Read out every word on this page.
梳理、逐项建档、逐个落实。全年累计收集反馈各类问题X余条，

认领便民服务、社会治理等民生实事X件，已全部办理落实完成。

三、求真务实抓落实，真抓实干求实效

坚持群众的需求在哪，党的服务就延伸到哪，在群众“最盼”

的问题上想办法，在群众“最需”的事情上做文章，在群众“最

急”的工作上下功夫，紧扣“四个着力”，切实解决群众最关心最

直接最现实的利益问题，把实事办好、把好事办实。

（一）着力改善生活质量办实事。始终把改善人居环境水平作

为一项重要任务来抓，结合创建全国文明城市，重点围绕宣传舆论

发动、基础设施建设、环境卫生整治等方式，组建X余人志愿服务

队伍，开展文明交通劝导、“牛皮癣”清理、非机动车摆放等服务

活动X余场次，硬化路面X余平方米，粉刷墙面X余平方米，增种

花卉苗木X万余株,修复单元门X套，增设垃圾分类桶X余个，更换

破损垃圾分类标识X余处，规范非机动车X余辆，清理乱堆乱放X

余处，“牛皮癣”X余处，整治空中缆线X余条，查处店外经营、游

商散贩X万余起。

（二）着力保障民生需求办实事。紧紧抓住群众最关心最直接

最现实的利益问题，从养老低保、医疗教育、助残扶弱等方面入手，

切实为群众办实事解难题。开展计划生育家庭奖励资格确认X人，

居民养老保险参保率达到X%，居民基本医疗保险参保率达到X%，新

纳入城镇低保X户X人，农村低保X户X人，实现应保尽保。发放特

—————

Extract all of the material exactly as it is written.

Read out every word on this page.
梳理、逐项建档、逐个落实。全年累计收集反馈各类问题X余条，

认领便民服务、社会治理等民生实事X件，已全部办理落实完成。

三、求真务实抓落实，真抓实干求实效

坚持群众的需求在哪，党的服务就延伸到哪，在群众“最盼”

的问题上想办法，在群众“最需”的事情上做文章，在群众“最

急”的工作上下功夫，紧扣“四个着力”，切实解决群众最关心最

直接最现实的利益问题，把实事办好、把好事办实。

（一）着力改善生活质量办实事。始终把改善人居环境水平作

为一项重要任务来抓，结合创建全国文明城市，重点围绕宣传舆论

发动、基础设施建设、环境卫生整治等方式，组建X余人志愿服务

队伍，开展文明交通劝导、“牛皮癣”清理、非机动车摆放等服务

活动X余场次，硬化路面X余平方米，粉刷墙面X余平方米，增种

花卉苗木X万余株,修复单元门X套，增设垃圾分类桶X余个，更换

破损垃圾分类标识X余处，规范非机动车X余辆，清理乱堆乱放X

余处，“牛皮癣”X余处，整治空中缆线X余条，查处店外经营、游

商散贩X万余起。

（二）着力保障民生需求办实事。紧紧抓住群众最关心最直接

最现实的利益问题，从养老低保、医疗教育、助残扶弱等方面入手，

切实为群众办实事解难题。开展计划生育家庭奖励资格确认X人，

居民养老保险参保率达到X%，居民基本医疗保险参保率达到X%，新

纳入城镇低保X户X人，农村低保X户X人，实现应保尽保。发放特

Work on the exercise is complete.